● **GIVEN EXERCISE**
Please retype the records below exactly, leaving out any pictures.

● **PROVIDED RECORDS**
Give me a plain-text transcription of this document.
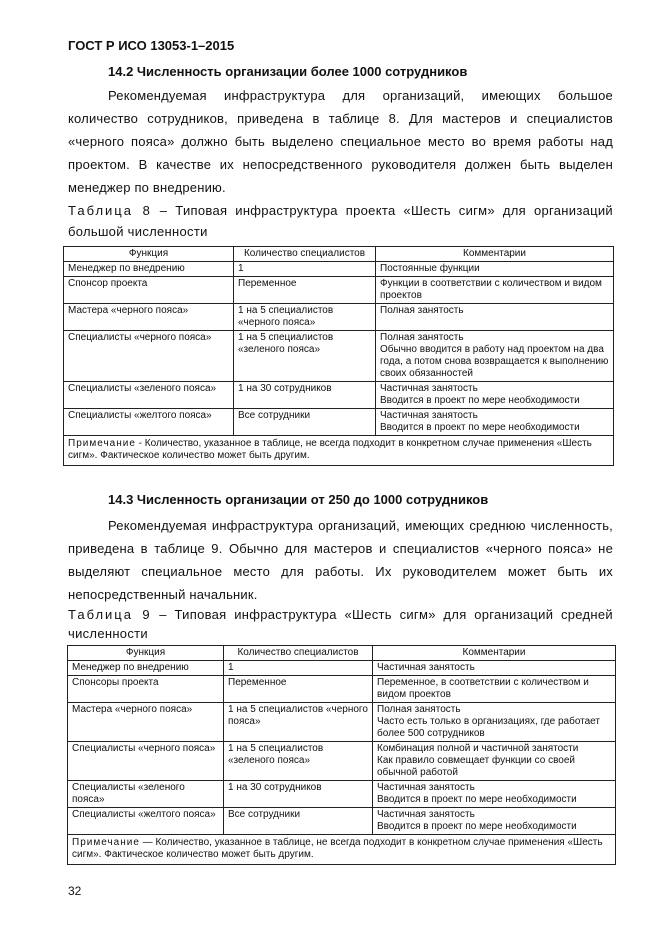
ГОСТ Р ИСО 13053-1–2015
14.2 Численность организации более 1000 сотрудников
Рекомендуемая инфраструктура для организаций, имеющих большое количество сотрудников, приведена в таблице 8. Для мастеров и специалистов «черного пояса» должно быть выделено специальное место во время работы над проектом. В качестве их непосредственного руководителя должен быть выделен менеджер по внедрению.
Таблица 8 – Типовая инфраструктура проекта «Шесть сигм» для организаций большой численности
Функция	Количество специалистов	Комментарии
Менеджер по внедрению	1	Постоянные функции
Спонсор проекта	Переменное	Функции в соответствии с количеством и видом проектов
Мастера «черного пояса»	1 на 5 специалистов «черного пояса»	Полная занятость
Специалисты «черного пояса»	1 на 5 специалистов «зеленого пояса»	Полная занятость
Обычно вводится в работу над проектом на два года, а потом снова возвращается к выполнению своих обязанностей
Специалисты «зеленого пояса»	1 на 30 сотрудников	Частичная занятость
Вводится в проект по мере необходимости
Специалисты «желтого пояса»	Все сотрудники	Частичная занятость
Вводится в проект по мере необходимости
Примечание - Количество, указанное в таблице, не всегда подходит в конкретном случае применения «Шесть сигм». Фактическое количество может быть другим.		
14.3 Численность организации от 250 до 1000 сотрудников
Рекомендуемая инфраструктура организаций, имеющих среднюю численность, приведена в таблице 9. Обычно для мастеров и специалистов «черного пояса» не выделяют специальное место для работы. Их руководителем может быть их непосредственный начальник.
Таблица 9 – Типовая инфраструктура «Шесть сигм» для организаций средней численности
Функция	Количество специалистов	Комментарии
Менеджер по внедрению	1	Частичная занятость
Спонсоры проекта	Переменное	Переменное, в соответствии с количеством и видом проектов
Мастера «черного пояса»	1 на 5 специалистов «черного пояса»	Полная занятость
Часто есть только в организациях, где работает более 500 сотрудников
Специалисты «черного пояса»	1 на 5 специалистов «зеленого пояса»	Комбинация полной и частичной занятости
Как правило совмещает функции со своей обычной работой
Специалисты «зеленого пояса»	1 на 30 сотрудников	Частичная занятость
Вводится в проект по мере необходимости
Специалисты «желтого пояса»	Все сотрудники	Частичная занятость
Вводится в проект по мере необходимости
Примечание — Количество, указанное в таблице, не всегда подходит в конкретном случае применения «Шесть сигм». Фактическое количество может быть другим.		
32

● **TASK OUTPUT**
Give me a plain-text transcription of this document.
ГОСТ Р ИСО 13053-1–2015
14.2 Численность организации более 1000 сотрудников
Рекомендуемая инфраструктура для организаций, имеющих большое количество сотрудников, приведена в таблице 8. Для мастеров и специалистов «черного пояса» должно быть выделено специальное место во время работы над проектом. В качестве их непосредственного руководителя должен быть выделен менеджер по внедрению.
Таблица 8 – Типовая инфраструктура проекта «Шесть сигм» для организаций большой численности
Функция	Количество специалистов	Комментарии
Менеджер по внедрению	1	Постоянные функции
Спонсор проекта	Переменное	Функции в соответствии с количеством и видом проектов
Мастера «черного пояса»	1 на 5 специалистов «черного пояса»	Полная занятость
Специалисты «черного пояса»	1 на 5 специалистов «зеленого пояса»	Полная занятость
Обычно вводится в работу над проектом на два года, а потом снова возвращается к выполнению своих обязанностей
Специалисты «зеленого пояса»	1 на 30 сотрудников	Частичная занятость
Вводится в проект по мере необходимости
Специалисты «желтого пояса»	Все сотрудники	Частичная занятость
Вводится в проект по мере необходимости
Примечание - Количество, указанное в таблице, не всегда подходит в конкретном случае применения «Шесть сигм». Фактическое количество может быть другим.		
14.3 Численность организации от 250 до 1000 сотрудников
Рекомендуемая инфраструктура организаций, имеющих среднюю численность, приведена в таблице 9. Обычно для мастеров и специалистов «черного пояса» не выделяют специальное место для работы. Их руководителем может быть их непосредственный начальник.
Таблица 9 – Типовая инфраструктура «Шесть сигм» для организаций средней численности
Функция	Количество специалистов	Комментарии
Менеджер по внедрению	1	Частичная занятость
Спонсоры проекта	Переменное	Переменное, в соответствии с количеством и видом проектов
Мастера «черного пояса»	1 на 5 специалистов «черного пояса»	Полная занятость
Часто есть только в организациях, где работает более 500 сотрудников
Специалисты «черного пояса»	1 на 5 специалистов «зеленого пояса»	Комбинация полной и частичной занятости
Как правило совмещает функции со своей обычной работой
Специалисты «зеленого пояса»	1 на 30 сотрудников	Частичная занятость
Вводится в проект по мере необходимости
Специалисты «желтого пояса»	Все сотрудники	Частичная занятость
Вводится в проект по мере необходимости
Примечание — Количество, указанное в таблице, не всегда подходит в конкретном случае применения «Шесть сигм». Фактическое количество может быть другим.		
32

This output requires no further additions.